• Records supplied:
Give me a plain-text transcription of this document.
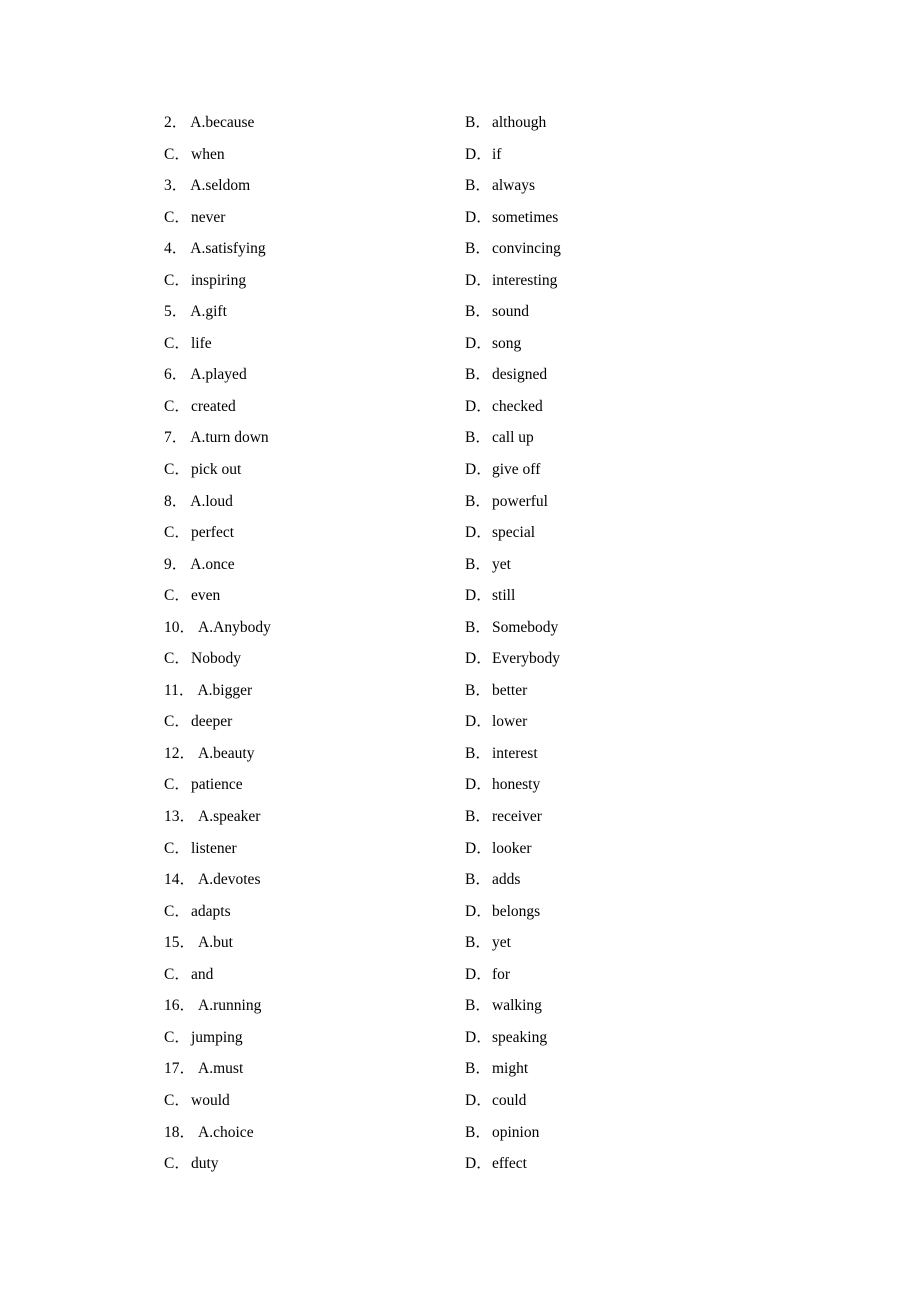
2． A.because	B．although
C．when	D．if
3． A.seldom	B．always
C．never	D．sometimes
4． A.satisfying	B．convincing
C．inspiring	D．interesting
5． A.gift	B．sound
C．life	D．song
6． A.played	B．designed
C．created	D．checked
7． A.turn down	B．call up
C．pick out	D．give off
8． A.loud	B．powerful
C．perfect	D．special
9． A.once	B．yet
C．even	D．still
10． A.Anybody	B．Somebody
C．Nobody	D．Everybody
11． A.bigger	B．better
C．deeper	D．lower
12． A.beauty	B．interest
C．patience	D．honesty
13． A.speaker	B．receiver
C．listener	D．looker
14． A.devotes	B．adds
C．adapts	D．belongs
15． A.but	B．yet
C．and	D．for
16． A.running	B．walking
C．jumping	D．speaking
17． A.must	B．might
C．would	D．could
18． A.choice	B．opinion
C．duty	D．effect
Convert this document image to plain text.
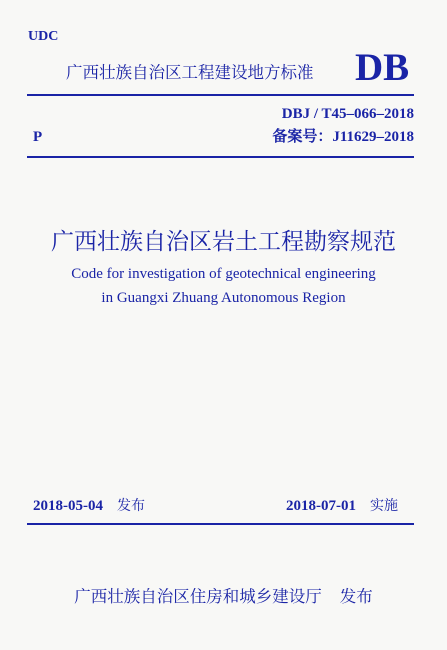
UDC
广西壮族自治区工程建设地方标准 DB
DBJ / T45–066–2018
P	备案号：J11629–2018
广西壮族自治区岩土工程勘察规范
Code for investigation of geotechnical engineering
in Guangxi Zhuang Autonomous Region
2018-05-04 发布	2018-07-01 实施
广西壮族自治区住房和城乡建设厅 发布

• To be done: In the records above, find the line with "Convert this document image to plain text." and copy from it through the last line exactly, without the pictures.

• Result of this exercise:
Convert this document image to plain text.
UDC
广西壮族自治区工程建设地方标准 DB
DBJ / T45–066–2018
P	备案号：J11629–2018
广西壮族自治区岩土工程勘察规范
Code for investigation of geotechnical engineering
in Guangxi Zhuang Autonomous Region
2018-05-04 发布	2018-07-01 实施
广西壮族自治区住房和城乡建设厅 发布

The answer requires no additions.